EXERCISE DIRECTIONS: Please give the count of lines holding the string "Shift" and nothing besides.

ROWS:
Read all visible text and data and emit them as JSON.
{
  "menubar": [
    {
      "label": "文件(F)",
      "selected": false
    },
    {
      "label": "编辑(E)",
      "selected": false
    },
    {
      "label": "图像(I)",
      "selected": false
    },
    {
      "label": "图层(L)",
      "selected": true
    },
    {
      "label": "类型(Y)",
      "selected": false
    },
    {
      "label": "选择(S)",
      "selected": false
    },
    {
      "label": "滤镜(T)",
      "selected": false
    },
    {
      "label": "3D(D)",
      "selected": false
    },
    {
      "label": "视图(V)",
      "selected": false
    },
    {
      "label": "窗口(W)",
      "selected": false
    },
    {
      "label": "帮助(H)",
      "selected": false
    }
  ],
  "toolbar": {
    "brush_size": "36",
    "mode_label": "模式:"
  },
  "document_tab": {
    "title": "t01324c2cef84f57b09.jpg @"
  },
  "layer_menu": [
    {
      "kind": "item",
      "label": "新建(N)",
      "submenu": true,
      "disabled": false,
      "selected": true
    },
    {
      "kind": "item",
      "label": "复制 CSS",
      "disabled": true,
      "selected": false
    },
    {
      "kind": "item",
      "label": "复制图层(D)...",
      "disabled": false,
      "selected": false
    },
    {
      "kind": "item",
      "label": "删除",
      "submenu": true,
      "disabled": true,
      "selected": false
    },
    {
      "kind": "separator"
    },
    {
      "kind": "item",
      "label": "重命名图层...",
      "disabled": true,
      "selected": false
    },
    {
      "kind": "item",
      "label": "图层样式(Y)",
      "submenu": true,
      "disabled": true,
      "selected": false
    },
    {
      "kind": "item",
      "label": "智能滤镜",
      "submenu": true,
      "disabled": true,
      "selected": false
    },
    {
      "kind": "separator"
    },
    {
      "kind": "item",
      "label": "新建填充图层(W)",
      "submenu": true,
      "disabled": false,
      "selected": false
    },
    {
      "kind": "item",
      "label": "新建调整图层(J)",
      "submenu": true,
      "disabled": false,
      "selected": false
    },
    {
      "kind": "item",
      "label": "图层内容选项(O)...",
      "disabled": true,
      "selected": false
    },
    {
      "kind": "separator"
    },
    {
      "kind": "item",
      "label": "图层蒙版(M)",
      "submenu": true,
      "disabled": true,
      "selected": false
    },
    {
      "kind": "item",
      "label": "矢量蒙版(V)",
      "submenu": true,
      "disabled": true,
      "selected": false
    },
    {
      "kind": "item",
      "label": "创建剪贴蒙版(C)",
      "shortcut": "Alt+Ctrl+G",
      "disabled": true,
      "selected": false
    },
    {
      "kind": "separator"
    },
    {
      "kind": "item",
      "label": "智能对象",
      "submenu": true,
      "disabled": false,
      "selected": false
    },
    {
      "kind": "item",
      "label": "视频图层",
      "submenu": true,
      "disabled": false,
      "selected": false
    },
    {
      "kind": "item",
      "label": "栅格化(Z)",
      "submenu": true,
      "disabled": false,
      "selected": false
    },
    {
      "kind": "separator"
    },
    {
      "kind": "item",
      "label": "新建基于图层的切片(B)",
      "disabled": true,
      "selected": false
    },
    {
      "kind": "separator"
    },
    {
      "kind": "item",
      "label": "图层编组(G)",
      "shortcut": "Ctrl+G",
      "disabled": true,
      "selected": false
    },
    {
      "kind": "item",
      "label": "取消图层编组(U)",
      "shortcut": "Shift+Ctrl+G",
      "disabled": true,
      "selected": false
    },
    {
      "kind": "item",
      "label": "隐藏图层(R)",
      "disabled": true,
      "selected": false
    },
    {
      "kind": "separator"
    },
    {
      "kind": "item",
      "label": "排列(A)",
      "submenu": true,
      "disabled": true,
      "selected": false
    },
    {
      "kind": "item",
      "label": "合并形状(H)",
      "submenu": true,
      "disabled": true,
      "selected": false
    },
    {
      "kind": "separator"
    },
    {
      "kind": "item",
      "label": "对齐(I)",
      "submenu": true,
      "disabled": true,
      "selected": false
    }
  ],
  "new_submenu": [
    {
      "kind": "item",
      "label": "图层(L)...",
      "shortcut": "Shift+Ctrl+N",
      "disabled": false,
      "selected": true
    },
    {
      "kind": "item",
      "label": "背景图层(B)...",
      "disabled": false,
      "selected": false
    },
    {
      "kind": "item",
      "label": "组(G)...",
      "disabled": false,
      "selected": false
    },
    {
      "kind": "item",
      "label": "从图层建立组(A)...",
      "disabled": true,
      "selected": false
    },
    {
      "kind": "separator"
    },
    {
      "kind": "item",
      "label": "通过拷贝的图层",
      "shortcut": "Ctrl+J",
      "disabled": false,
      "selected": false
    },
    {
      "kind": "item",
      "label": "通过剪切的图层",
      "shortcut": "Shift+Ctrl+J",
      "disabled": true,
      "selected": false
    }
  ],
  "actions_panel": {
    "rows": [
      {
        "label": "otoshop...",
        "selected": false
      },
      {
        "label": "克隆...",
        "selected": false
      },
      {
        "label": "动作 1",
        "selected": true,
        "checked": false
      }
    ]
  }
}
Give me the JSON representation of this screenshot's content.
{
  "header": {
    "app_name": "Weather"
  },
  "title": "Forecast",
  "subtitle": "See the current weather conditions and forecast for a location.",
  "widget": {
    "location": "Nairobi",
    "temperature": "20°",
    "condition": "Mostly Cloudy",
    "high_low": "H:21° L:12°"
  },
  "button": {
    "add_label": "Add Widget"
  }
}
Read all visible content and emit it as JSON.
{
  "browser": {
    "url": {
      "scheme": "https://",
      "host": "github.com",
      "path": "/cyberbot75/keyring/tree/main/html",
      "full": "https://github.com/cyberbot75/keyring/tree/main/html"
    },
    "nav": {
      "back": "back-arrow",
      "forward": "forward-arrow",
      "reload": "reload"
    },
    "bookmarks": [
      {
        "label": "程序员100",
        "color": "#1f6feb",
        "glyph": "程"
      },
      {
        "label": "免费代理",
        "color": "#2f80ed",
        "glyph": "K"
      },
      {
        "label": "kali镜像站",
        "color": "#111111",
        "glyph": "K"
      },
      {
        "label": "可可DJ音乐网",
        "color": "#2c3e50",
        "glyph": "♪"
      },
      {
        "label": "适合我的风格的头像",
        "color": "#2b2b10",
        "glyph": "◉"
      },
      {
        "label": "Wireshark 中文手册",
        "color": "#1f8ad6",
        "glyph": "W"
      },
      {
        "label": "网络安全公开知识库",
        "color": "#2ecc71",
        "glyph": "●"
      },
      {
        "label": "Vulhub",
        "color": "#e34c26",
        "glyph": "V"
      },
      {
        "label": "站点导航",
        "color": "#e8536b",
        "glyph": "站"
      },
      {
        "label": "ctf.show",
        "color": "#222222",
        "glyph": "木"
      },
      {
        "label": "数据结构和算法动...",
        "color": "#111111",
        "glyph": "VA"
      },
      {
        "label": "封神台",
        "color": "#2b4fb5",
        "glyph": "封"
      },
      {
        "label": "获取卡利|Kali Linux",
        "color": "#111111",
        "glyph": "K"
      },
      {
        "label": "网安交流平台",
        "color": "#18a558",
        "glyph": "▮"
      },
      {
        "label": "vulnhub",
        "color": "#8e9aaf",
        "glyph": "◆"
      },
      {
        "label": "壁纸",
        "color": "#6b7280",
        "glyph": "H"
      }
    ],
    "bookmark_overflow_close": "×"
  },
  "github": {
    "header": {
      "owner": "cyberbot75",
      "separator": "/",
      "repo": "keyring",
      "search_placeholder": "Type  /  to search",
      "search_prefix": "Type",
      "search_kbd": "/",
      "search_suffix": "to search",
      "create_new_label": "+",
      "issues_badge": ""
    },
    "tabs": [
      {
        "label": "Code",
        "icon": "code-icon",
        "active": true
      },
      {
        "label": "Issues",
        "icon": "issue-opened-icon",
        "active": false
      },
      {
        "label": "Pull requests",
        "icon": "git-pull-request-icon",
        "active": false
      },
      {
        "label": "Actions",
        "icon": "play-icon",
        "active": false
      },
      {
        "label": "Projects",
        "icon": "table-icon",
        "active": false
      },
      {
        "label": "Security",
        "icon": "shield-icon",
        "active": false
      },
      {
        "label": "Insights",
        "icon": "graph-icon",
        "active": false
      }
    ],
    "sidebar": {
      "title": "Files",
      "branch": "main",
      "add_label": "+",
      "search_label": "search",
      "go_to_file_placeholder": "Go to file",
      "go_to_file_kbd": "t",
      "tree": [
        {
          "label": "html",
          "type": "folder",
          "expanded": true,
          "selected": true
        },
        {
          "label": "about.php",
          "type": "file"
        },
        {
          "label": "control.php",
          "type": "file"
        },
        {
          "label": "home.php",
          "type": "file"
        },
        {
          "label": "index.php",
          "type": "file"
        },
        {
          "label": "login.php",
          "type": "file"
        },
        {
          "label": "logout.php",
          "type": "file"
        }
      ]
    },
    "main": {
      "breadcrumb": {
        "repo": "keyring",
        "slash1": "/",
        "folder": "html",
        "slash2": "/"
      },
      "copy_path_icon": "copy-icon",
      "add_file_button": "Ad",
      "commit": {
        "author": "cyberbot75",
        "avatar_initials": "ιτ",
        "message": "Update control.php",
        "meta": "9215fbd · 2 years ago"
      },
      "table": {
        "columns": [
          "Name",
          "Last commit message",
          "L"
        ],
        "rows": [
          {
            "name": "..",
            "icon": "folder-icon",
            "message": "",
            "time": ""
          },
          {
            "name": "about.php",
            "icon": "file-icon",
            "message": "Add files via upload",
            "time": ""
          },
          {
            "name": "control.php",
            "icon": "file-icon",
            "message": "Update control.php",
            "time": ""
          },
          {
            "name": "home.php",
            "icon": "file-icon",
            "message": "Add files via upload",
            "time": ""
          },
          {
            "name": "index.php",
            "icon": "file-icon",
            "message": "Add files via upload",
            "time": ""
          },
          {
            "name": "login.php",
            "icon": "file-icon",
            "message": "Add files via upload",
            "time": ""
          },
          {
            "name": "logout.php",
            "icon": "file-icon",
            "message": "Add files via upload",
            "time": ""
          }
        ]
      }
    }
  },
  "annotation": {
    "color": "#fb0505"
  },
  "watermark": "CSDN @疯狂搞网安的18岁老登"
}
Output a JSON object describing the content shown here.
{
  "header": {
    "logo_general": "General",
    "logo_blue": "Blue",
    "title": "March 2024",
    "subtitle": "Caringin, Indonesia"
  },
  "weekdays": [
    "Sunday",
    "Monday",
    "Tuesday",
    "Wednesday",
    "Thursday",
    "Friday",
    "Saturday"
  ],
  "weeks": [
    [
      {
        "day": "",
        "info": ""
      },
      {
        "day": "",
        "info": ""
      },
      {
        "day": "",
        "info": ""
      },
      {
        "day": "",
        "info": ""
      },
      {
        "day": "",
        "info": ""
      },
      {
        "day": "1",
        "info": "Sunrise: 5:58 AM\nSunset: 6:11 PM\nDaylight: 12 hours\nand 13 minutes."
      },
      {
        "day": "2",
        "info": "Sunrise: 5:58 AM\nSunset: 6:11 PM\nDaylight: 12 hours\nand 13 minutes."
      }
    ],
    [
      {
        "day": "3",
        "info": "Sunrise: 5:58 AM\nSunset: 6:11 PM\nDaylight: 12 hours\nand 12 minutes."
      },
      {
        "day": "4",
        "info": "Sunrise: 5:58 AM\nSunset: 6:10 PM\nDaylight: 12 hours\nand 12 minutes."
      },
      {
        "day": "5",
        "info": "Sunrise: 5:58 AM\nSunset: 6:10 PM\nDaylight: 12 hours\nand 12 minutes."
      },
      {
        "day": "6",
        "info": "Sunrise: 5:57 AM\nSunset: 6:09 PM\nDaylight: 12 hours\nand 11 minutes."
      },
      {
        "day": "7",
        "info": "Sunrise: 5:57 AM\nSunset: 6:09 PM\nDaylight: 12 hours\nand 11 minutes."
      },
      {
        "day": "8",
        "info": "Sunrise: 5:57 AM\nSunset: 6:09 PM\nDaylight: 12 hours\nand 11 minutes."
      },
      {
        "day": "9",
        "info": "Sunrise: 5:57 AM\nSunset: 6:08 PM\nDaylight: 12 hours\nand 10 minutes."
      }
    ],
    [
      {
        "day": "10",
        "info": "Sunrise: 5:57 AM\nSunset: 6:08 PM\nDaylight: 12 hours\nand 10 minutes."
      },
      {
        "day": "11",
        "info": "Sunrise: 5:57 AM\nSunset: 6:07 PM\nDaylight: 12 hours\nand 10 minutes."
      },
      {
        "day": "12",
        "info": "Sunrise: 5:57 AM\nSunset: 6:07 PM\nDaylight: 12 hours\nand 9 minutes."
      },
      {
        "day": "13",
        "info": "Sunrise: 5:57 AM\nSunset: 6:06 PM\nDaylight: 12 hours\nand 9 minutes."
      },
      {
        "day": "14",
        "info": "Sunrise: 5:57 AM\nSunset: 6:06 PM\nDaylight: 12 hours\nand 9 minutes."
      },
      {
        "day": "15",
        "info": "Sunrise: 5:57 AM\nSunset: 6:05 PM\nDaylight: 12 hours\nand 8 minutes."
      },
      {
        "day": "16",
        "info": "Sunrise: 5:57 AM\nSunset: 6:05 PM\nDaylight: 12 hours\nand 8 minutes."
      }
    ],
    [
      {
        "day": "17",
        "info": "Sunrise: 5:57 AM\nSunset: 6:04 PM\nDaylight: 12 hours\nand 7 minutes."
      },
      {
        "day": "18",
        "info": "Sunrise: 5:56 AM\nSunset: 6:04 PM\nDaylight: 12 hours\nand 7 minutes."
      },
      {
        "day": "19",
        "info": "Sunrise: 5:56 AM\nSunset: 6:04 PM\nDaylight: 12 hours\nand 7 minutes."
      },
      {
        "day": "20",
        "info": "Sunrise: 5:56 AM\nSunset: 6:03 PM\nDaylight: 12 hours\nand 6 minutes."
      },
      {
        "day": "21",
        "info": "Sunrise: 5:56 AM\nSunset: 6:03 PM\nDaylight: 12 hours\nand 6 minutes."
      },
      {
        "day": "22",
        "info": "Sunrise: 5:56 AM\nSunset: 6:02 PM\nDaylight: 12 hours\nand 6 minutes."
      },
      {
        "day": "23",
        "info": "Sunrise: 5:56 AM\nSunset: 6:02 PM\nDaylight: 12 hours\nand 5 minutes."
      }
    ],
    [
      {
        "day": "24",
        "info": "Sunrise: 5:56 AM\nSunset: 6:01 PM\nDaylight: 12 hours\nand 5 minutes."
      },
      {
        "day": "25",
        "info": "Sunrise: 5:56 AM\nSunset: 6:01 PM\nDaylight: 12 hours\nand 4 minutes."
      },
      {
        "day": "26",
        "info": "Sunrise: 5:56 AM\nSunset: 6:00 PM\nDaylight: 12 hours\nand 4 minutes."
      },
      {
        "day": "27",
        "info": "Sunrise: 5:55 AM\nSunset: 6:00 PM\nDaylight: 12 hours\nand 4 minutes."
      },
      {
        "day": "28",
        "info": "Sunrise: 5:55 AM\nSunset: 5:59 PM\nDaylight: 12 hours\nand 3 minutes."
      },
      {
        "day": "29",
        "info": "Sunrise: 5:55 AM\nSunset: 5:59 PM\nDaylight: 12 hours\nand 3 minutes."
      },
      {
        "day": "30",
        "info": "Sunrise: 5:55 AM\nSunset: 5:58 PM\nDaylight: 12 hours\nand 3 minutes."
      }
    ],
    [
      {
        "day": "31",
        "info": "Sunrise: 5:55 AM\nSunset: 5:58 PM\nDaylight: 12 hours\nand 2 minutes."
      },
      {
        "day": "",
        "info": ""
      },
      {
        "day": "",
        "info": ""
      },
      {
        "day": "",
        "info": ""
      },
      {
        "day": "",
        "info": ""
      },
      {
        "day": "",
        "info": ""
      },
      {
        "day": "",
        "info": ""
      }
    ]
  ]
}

EXERCISE ANSWER: 3